Written instruction -> Extract every line of the listing below and reproduce each one verbatim, without changing or leaving out anything.

Stored items ->
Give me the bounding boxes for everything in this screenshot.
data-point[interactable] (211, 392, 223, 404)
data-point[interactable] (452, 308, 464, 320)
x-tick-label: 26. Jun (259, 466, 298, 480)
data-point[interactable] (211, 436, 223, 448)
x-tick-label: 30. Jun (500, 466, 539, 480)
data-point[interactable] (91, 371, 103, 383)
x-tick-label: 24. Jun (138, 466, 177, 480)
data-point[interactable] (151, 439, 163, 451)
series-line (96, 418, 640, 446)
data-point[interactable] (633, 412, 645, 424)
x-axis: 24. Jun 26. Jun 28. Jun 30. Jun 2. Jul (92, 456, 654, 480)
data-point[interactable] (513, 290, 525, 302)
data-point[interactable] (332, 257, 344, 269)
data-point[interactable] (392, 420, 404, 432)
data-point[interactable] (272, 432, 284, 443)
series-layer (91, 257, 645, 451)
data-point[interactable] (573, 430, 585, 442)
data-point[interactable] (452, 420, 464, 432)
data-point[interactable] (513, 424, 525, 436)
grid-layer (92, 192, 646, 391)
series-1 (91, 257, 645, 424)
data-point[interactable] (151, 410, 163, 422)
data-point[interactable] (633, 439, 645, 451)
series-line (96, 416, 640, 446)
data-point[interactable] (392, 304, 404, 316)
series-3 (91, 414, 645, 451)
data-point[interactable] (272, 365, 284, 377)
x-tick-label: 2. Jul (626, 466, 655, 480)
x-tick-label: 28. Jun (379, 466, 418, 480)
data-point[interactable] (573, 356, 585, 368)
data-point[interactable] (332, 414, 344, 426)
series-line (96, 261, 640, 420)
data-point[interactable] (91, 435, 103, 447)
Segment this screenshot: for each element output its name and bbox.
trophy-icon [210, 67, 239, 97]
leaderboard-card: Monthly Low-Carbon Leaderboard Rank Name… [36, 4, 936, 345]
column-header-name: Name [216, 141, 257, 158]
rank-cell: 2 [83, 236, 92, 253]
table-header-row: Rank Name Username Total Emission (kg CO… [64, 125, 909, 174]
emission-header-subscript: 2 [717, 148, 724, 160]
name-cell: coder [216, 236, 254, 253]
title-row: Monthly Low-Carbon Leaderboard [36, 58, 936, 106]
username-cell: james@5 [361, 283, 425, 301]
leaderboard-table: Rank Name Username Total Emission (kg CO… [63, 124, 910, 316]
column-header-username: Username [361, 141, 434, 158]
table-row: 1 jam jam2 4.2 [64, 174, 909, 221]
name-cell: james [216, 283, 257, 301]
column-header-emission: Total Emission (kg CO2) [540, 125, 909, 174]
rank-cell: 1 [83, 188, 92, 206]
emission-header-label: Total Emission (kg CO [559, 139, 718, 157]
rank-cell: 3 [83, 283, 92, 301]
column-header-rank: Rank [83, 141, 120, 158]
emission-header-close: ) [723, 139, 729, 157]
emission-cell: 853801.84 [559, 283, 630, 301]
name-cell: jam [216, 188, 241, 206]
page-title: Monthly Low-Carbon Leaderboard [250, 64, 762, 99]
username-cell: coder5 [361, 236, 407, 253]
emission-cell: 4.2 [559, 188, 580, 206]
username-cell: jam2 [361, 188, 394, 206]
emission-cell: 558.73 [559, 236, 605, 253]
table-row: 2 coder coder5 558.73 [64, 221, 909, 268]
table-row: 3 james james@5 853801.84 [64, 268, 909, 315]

Reply ->
Give me the bounding boxes for everything in this screenshot.
data-point[interactable] (211, 392, 223, 404)
data-point[interactable] (452, 308, 464, 320)
x-tick-label: 26. Jun (259, 466, 298, 480)
data-point[interactable] (211, 436, 223, 448)
x-tick-label: 30. Jun (500, 466, 539, 480)
data-point[interactable] (91, 371, 103, 383)
x-tick-label: 24. Jun (138, 466, 177, 480)
data-point[interactable] (151, 439, 163, 451)
series-line (96, 418, 640, 446)
data-point[interactable] (633, 412, 645, 424)
x-axis: 24. Jun 26. Jun 28. Jun 30. Jun 2. Jul (92, 456, 654, 480)
data-point[interactable] (513, 290, 525, 302)
data-point[interactable] (332, 257, 344, 269)
data-point[interactable] (392, 420, 404, 432)
data-point[interactable] (272, 432, 284, 443)
series-layer (91, 257, 645, 451)
data-point[interactable] (573, 430, 585, 442)
data-point[interactable] (452, 420, 464, 432)
data-point[interactable] (513, 424, 525, 436)
grid-layer (92, 192, 646, 391)
series-1 (91, 257, 645, 424)
data-point[interactable] (151, 410, 163, 422)
data-point[interactable] (633, 439, 645, 451)
series-line (96, 416, 640, 446)
data-point[interactable] (392, 304, 404, 316)
series-3 (91, 414, 645, 451)
data-point[interactable] (272, 365, 284, 377)
x-tick-label: 2. Jul (626, 466, 655, 480)
x-tick-label: 28. Jun (379, 466, 418, 480)
data-point[interactable] (573, 356, 585, 368)
data-point[interactable] (332, 414, 344, 426)
series-line (96, 261, 640, 420)
data-point[interactable] (91, 435, 103, 447)
Segment this screenshot: for each element output its name and bbox.
trophy-icon [210, 67, 239, 97]
leaderboard-card: Monthly Low-Carbon Leaderboard Rank Name… [36, 4, 936, 345]
column-header-name: Name [216, 141, 257, 158]
rank-cell: 2 [83, 236, 92, 253]
table-header-row: Rank Name Username Total Emission (kg CO… [64, 125, 909, 174]
emission-header-subscript: 2 [717, 148, 724, 160]
name-cell: coder [216, 236, 254, 253]
title-row: Monthly Low-Carbon Leaderboard [36, 58, 936, 106]
username-cell: james@5 [361, 283, 425, 301]
leaderboard-table: Rank Name Username Total Emission (kg CO… [63, 124, 910, 316]
column-header-username: Username [361, 141, 434, 158]
table-row: 1 jam jam2 4.2 [64, 174, 909, 221]
name-cell: james [216, 283, 257, 301]
column-header-emission: Total Emission (kg CO2) [540, 125, 909, 174]
rank-cell: 1 [83, 188, 92, 206]
emission-header-label: Total Emission (kg CO [559, 139, 718, 157]
rank-cell: 3 [83, 283, 92, 301]
column-header-rank: Rank [83, 141, 120, 158]
emission-header-close: ) [723, 139, 729, 157]
emission-cell: 853801.84 [559, 283, 630, 301]
name-cell: jam [216, 188, 241, 206]
page-title: Monthly Low-Carbon Leaderboard [250, 64, 762, 99]
username-cell: coder5 [361, 236, 407, 253]
emission-cell: 4.2 [559, 188, 580, 206]
username-cell: jam2 [361, 188, 394, 206]
emission-cell: 558.73 [559, 236, 605, 253]
table-row: 2 coder coder5 558.73 [64, 221, 909, 268]
table-row: 3 james james@5 853801.84 [64, 268, 909, 315]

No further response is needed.